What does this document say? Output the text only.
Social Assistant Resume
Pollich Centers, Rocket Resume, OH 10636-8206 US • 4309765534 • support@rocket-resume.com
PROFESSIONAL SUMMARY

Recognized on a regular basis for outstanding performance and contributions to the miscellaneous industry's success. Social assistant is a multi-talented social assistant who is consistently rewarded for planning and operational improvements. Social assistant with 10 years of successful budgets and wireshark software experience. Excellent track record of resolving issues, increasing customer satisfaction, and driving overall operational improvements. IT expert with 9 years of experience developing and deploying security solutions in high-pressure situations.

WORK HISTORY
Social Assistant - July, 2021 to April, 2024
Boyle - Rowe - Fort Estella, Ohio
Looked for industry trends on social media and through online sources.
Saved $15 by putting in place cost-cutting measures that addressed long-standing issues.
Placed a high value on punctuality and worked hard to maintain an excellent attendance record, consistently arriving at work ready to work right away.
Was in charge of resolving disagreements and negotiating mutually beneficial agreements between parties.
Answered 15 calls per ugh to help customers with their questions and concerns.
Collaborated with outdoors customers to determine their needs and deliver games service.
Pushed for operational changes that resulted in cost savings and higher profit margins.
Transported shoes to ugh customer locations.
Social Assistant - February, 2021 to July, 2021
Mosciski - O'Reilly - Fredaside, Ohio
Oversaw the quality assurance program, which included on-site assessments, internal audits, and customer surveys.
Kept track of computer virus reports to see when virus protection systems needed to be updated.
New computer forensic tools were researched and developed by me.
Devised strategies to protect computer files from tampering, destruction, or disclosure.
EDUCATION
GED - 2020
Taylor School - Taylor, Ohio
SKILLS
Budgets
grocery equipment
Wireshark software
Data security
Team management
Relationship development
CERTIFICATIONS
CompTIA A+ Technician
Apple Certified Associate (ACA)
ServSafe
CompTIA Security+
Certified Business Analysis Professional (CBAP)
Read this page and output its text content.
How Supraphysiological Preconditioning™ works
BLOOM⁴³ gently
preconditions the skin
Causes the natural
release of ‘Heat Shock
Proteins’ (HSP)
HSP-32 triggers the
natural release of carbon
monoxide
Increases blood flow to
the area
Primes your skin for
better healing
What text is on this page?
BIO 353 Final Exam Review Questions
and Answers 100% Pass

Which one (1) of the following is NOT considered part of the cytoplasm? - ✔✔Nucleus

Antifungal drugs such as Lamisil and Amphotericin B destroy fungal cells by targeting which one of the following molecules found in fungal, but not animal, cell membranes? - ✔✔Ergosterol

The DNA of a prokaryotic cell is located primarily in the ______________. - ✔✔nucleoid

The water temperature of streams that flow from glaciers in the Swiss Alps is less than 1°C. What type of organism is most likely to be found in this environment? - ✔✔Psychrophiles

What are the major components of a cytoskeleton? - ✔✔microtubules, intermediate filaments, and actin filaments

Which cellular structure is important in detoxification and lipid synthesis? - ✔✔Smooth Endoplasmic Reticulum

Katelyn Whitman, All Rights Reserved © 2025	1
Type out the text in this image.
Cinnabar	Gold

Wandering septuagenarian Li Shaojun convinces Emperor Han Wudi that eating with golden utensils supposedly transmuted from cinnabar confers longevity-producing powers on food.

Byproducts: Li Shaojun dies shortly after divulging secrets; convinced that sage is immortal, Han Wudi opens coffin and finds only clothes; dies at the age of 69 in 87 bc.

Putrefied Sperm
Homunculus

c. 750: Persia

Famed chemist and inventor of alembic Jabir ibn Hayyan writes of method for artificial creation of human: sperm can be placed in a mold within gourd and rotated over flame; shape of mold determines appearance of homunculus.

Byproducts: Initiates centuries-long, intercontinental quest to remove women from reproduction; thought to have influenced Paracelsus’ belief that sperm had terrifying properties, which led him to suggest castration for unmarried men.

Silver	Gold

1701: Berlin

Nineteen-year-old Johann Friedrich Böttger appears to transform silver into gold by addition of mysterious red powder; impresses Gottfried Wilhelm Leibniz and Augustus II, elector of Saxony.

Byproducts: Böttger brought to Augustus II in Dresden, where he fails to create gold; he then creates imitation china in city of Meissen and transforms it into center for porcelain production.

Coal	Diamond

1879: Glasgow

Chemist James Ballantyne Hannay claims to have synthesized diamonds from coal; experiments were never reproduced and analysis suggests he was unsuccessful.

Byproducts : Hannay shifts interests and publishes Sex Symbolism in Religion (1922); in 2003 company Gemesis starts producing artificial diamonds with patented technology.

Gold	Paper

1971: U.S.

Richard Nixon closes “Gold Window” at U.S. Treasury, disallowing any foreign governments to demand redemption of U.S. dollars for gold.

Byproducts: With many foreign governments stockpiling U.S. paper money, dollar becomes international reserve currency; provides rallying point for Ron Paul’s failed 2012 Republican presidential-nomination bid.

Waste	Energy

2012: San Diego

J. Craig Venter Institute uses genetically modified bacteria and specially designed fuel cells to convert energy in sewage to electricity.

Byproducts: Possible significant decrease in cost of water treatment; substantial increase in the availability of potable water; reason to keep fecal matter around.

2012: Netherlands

◆ ◆ ◆ ◆

**Task objective:** Output the data above in full and exactly.

**The completed task:**
What does this document say? Output the text only.
Social Assistant Resume
Pollich Centers, Rocket Resume, OH 10636-8206 US • 4309765534 • support@rocket-resume.com
PROFESSIONAL SUMMARY

Recognized on a regular basis for outstanding performance and contributions to the miscellaneous industry's success. Social assistant is a multi-talented social assistant who is consistently rewarded for planning and operational improvements. Social assistant with 10 years of successful budgets and wireshark software experience. Excellent track record of resolving issues, increasing customer satisfaction, and driving overall operational improvements. IT expert with 9 years of experience developing and deploying security solutions in high-pressure situations.

WORK HISTORY
Social Assistant - July, 2021 to April, 2024
Boyle - Rowe - Fort Estella, Ohio
Looked for industry trends on social media and through online sources.
Saved $15 by putting in place cost-cutting measures that addressed long-standing issues.
Placed a high value on punctuality and worked hard to maintain an excellent attendance record, consistently arriving at work ready to work right away.
Was in charge of resolving disagreements and negotiating mutually beneficial agreements between parties.
Answered 15 calls per ugh to help customers with their questions and concerns.
Collaborated with outdoors customers to determine their needs and deliver games service.
Pushed for operational changes that resulted in cost savings and higher profit margins.
Transported shoes to ugh customer locations.
Social Assistant - February, 2021 to July, 2021
Mosciski - O'Reilly - Fredaside, Ohio
Oversaw the quality assurance program, which included on-site assessments, internal audits, and customer surveys.
Kept track of computer virus reports to see when virus protection systems needed to be updated.
New computer forensic tools were researched and developed by me.
Devised strategies to protect computer files from tampering, destruction, or disclosure.
EDUCATION
GED - 2020
Taylor School - Taylor, Ohio
SKILLS
Budgets
grocery equipment
Wireshark software
Data security
Team management
Relationship development
CERTIFICATIONS
CompTIA A+ Technician
Apple Certified Associate (ACA)
ServSafe
CompTIA Security+
Certified Business Analysis Professional (CBAP)
Read this page and output its text content.
How Supraphysiological Preconditioning™ works
BLOOM⁴³ gently
preconditions the skin
Causes the natural
release of ‘Heat Shock
Proteins’ (HSP)
HSP-32 triggers the
natural release of carbon
monoxide
Increases blood flow to
the area
Primes your skin for
better healing
What text is on this page?
BIO 353 Final Exam Review Questions
and Answers 100% Pass

Which one (1) of the following is NOT considered part of the cytoplasm? - ✔✔Nucleus

Antifungal drugs such as Lamisil and Amphotericin B destroy fungal cells by targeting which one of the following molecules found in fungal, but not animal, cell membranes? - ✔✔Ergosterol

The DNA of a prokaryotic cell is located primarily in the ______________. - ✔✔nucleoid

The water temperature of streams that flow from glaciers in the Swiss Alps is less than 1°C. What type of organism is most likely to be found in this environment? - ✔✔Psychrophiles

What are the major components of a cytoskeleton? - ✔✔microtubules, intermediate filaments, and actin filaments

Which cellular structure is important in detoxification and lipid synthesis? - ✔✔Smooth Endoplasmic Reticulum

Katelyn Whitman, All Rights Reserved © 2025	1
Type out the text in this image.
Cinnabar	Gold

Wandering septuagenarian Li Shaojun convinces Emperor Han Wudi that eating with golden utensils supposedly transmuted from cinnabar confers longevity-producing powers on food.

Byproducts: Li Shaojun dies shortly after divulging secrets; convinced that sage is immortal, Han Wudi opens coffin and finds only clothes; dies at the age of 69 in 87 bc.

Putrefied Sperm
Homunculus

c. 750: Persia

Famed chemist and inventor of alembic Jabir ibn Hayyan writes of method for artificial creation of human: sperm can be placed in a mold within gourd and rotated over flame; shape of mold determines appearance of homunculus.

Byproducts: Initiates centuries-long, intercontinental quest to remove women from reproduction; thought to have influenced Paracelsus’ belief that sperm had terrifying properties, which led him to suggest castration for unmarried men.

Silver	Gold

1701: Berlin

Nineteen-year-old Johann Friedrich Böttger appears to transform silver into gold by addition of mysterious red powder; impresses Gottfried Wilhelm Leibniz and Augustus II, elector of Saxony.

Byproducts: Böttger brought to Augustus II in Dresden, where he fails to create gold; he then creates imitation china in city of Meissen and transforms it into center for porcelain production.

Coal	Diamond

1879: Glasgow

Chemist James Ballantyne Hannay claims to have synthesized diamonds from coal; experiments were never reproduced and analysis suggests he was unsuccessful.

Byproducts : Hannay shifts interests and publishes Sex Symbolism in Religion (1922); in 2003 company Gemesis starts producing artificial diamonds with patented technology.

Gold	Paper

1971: U.S.

Richard Nixon closes “Gold Window” at U.S. Treasury, disallowing any foreign governments to demand redemption of U.S. dollars for gold.

Byproducts: With many foreign governments stockpiling U.S. paper money, dollar becomes international reserve currency; provides rallying point for Ron Paul’s failed 2012 Republican presidential-nomination bid.

Waste	Energy

2012: San Diego

J. Craig Venter Institute uses genetically modified bacteria and specially designed fuel cells to convert energy in sewage to electricity.

Byproducts: Possible significant decrease in cost of water treatment; substantial increase in the availability of potable water; reason to keep fecal matter around.

2012: Netherlands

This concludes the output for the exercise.